Dataset items:

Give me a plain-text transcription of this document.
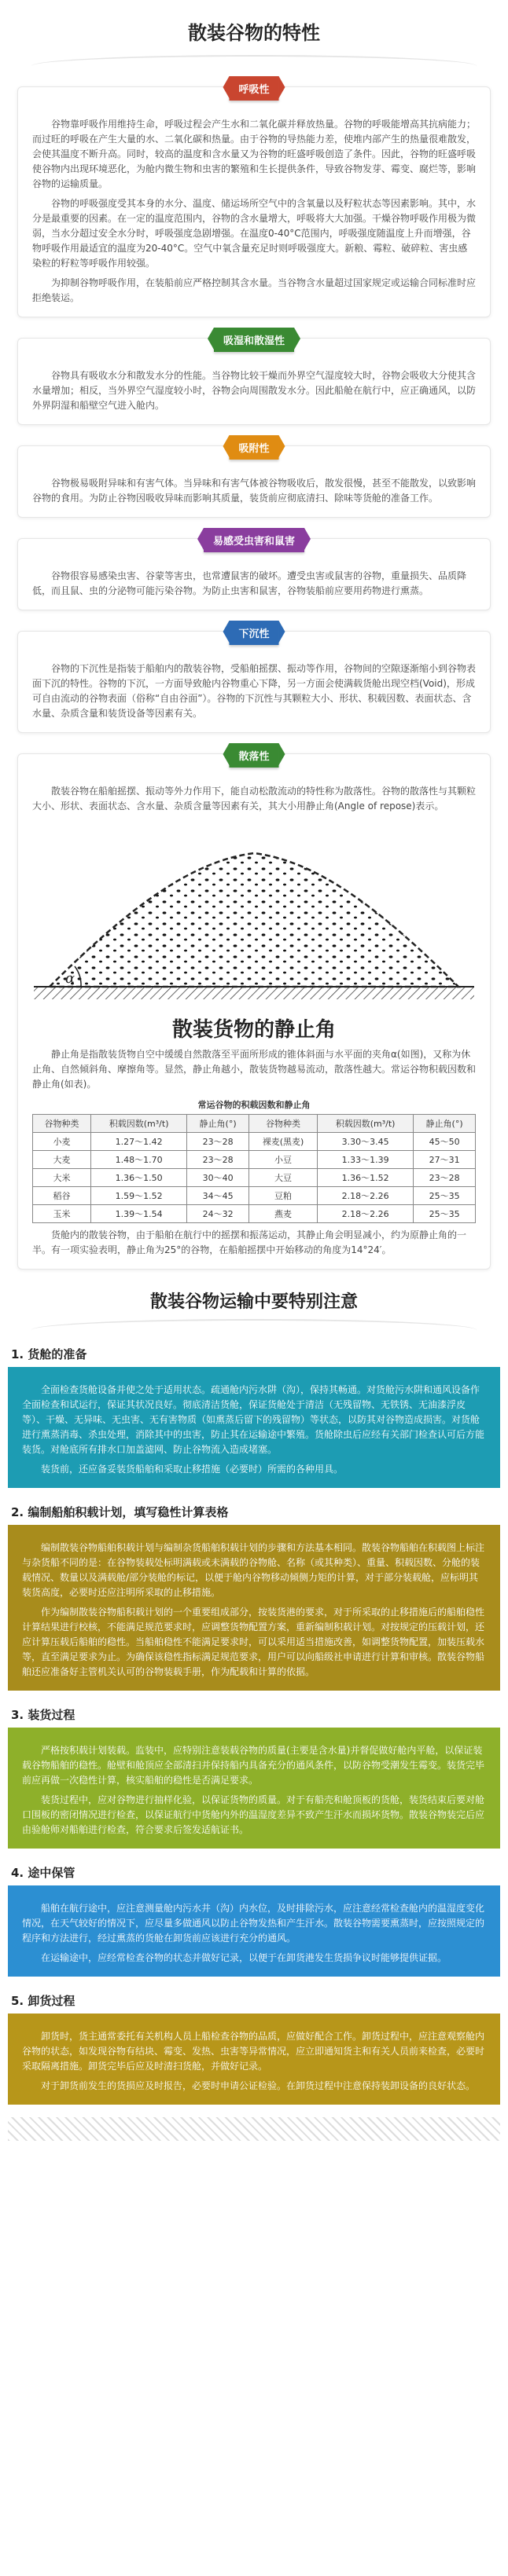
散装谷物的特性
呼吸性

谷物靠呼吸作用维持生命，呼吸过程会产生水和二氧化碳并释放热量。谷物的呼吸能增高其抗病能力；而过旺的呼吸在产生大量的水、二氧化碳和热量。由于谷物的导热能力差，使堆内部产生的热量很难散发，会使其温度不断升高。同时，较高的温度和含水量又为谷物的旺盛呼吸创造了条件。因此，谷物的旺盛呼吸使谷物内出现环境恶化，为舱内微生物和虫害的繁殖和生长提供条件，导致谷物发芽、霉变、腐烂等，影响谷物的运输质量。

谷物的呼吸强度受其本身的水分、温度、储运场所空气中的含氧量以及籽粒状态等因素影响。其中，水分是最重要的因素。在一定的温度范围内，谷物的含水量增大，呼吸将大大加强。干燥谷物呼吸作用极为微弱，当水分超过安全水分时，呼吸强度急剧增强。在温度0-40°C范围内，呼吸强度随温度上升而增强，谷物呼吸作用最适宜的温度为20-40°C。空气中氧含量充足时则呼吸强度大。新粮、霉粒、破碎粒、害虫感染粒的籽粒等呼吸作用较强。

为抑制谷物呼吸作用，在装船前应严格控制其含水量。当谷物含水量超过国家规定或运输合同标准时应拒绝装运。

吸湿和散湿性

谷物具有吸收水分和散发水分的性能。当谷物比较干燥而外界空气湿度较大时，谷物会吸收大分使其含水量增加；相反，当外界空气湿度较小时，谷物会向周围散发水分。因此船舱在航行中，应正确通风，以防外界阴湿和船壁空气进入舱内。

吸附性

谷物极易吸附异味和有害气体。当异味和有害气体被谷物吸收后，散发很慢，甚至不能散发，以致影响谷物的食用。为防止谷物因吸收异味而影响其质量，装货前应彻底清扫、除味等货舱的准备工作。

易感受虫害和鼠害

谷物很容易感染虫害、谷蒙等害虫，也常遭鼠害的破坏。遭受虫害或鼠害的谷物，重量损失、品质降低，而且鼠、虫的分泌物可能污染谷物。为防止虫害和鼠害，谷物装船前应要用药物进行熏蒸。

下沉性

谷物的下沉性是指装于船舶内的散装谷物，受船舶摇摆、振动等作用，谷物间的空隙逐渐缩小到谷物表面下沉的特性。谷物的下沉，一方面导致舱内谷物重心下降，另一方面会使满载货舱出现空档(Void)，形成可自由流动的谷物表面（俗称“自由谷面”）。谷物的下沉性与其颗粒大小、形状、积载因数、表面状态、含水量、杂质含量和装货设备等因素有关。

散落性

散装谷物在船舶摇摆、振动等外力作用下，能自动松散流动的特性称为散落性。谷物的散落性与其颗粒大小、形状、表面状态、含水量、杂质含量等因素有关，其大小用静止角(Angle of repose)表示。

α
散装货物的静止角

静止角是指散装货物自空中缓缓自然散落至平面所形成的锥体斜面与水平面的夹角α(如图)，又称为休止角、自然倾斜角、摩擦角等。显然，静止角越小，散装货物越易流动，散落性越大。常运谷物积载因数和静止角(如表)。

常运谷物的积载因数和静止角
谷物种类	积载因数(m³/t)	静止角(°)	谷物种类	积载因数(m³/t)	静止角(°)
小麦	1.27～1.42	23～28	裸麦(黑麦)	3.30～3.45	45～50
大麦	1.48～1.70	23～28	小豆	1.33～1.39	27～31
大米	1.36～1.50	30～40	大豆	1.36～1.52	23～28
稻谷	1.59～1.52	34～45	豆粕	2.18～2.26	25～35
玉米	1.39～1.54	24～32	燕麦	2.18～2.26	25～35

货舱内的散装谷物，由于船舶在航行中的摇摆和振荡运动，其静止角会明显减小，约为原静止角的一半。有一项实验表明，静止角为25°的谷物，在船舶摇摆中开始移动的角度为14°24′。

散装谷物运输中要特别注意
1. 货舱的准备

全面检查货舱设备并使之处于适用状态。疏通舱内污水阱（沟），保持其畅通。对货舱污水阱和通风设备作全面检查和试运行，保证其状况良好。彻底清洁货舱，保证货舱处于清洁（无残留物、无铁锈、无油漆浮皮等）、干燥、无异味、无虫害、无有害物质（如熏蒸后留下的残留物）等状态，以防其对谷物造成损害。对货舱进行熏蒸消毒、杀虫处理，消除其中的虫害，防止其在运输途中繁殖。货舱除虫后应经有关部门检查认可后方能装货。对舱底所有排水口加盖滤网、防止谷物流入造成堵塞。

装货前，还应备妥装货船舶和采取止移措施（必要时）所需的各种用具。

2. 编制船舶积载计划，填写稳性计算表格

编制散装谷物船舶积载计划与编制杂货船舶积载计划的步骤和方法基本相同。散装谷物船舶在积载图上标注与杂货船不同的是：在谷物装载处标明满载或未满载的谷物舱、名称（或其种类）、重量、积载因数、分舱的装载情况、数量以及满载舱/部分装舱的标记，以便于舱内谷物移动倾侧力矩的计算，对于部分装载舱，应标明其装货高度，必要时还应注明所采取的止移措施。

作为编制散装谷物船积载计划的一个重要组成部分，按装货港的要求，对于所采取的止移措施后的船舶稳性计算结果进行校核，不能满足规范要求时，应调整货物配置方案，重新编制积载计划。对按规定的压载计划，还应计算压载后船舶的稳性。当船舶稳性不能满足要求时，可以采用适当措施改善，如调整货物配置，加装压载水等，直至满足要求为止。为确保该稳性指标满足规范要求，用户可以向船级社申请进行计算和审核。散装谷物船舶还应准备好主管机关认可的谷物装载手册，作为配载和计算的依据。

3. 装货过程

严格按积载计划装载。监装中，应特别注意装载谷物的质量(主要是含水量)并督促做好舱内平舱，以保证装载谷物船舶的稳性。舱壁和舱顶应全部清扫并保持船内具备充分的通风条件，以防谷物受潮发生霉变。装货完毕前应再做一次稳性计算，核实船舶的稳性是否满足要求。

装货过程中，应对谷物进行抽样化验，以保证货物的质量。对于有船壳和舱顶板的货舱，装货结束后要对舱口围板的密闭情况进行检查，以保证航行中货舱内外的温湿度差异不致产生汗水而损坏货物。散装谷物装完后应由验舱师对船舶进行检查，符合要求后签发适航证书。

4. 途中保管

船舶在航行途中，应注意测量舱内污水井（沟）内水位，及时排除污水，应注意经常检查舱内的温湿度变化情况，在天气较好的情况下，应尽量多做通风以防止谷物发热和产生汗水。散装谷物需要熏蒸时，应按照规定的程序和方法进行，经过熏蒸的货舱在卸货前应该进行充分的通风。

在运输途中，应经常检查谷物的状态并做好记录，以便于在卸货港发生货损争议时能够提供证据。

5. 卸货过程

卸货时，货主通常委托有关机构人员上船检查谷物的品质，应做好配合工作。卸货过程中，应注意观察舱内谷物的状态，如发现谷物有结块、霉变、发热、虫害等异常情况，应立即通知货主和有关人员前来检查，必要时采取隔离措施。卸货完毕后应及时清扫货舱，并做好记录。

对于卸货前发生的货损应及时报告，必要时申请公证检验。在卸货过程中注意保持装卸设备的良好状态。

## Exercise requirements
In the entries above, identify every line with the word "表面状态". Copy those lines.

## Exercise output
谷物的下沉性是指装于船舶内的散装谷物，受船舶摇摆、振动等作用，谷物间的空隙逐渐缩小到谷物表面下沉的特性。谷物的下沉，一方面导致舱内谷物重心下降，另一方面会使满载货舱出现空档(Void)，形成可自由流动的谷物表面（俗称“自由谷面”）。谷物的下沉性与其颗粒大小、形状、积载因数、表面状态、含水量、杂质含量和装货设备等因素有关。
散装谷物在船舶摇摆、振动等外力作用下，能自动松散流动的特性称为散落性。谷物的散落性与其颗粒大小、形状、表面状态、含水量、杂质含量等因素有关，其大小用静止角(Angle of repose)表示。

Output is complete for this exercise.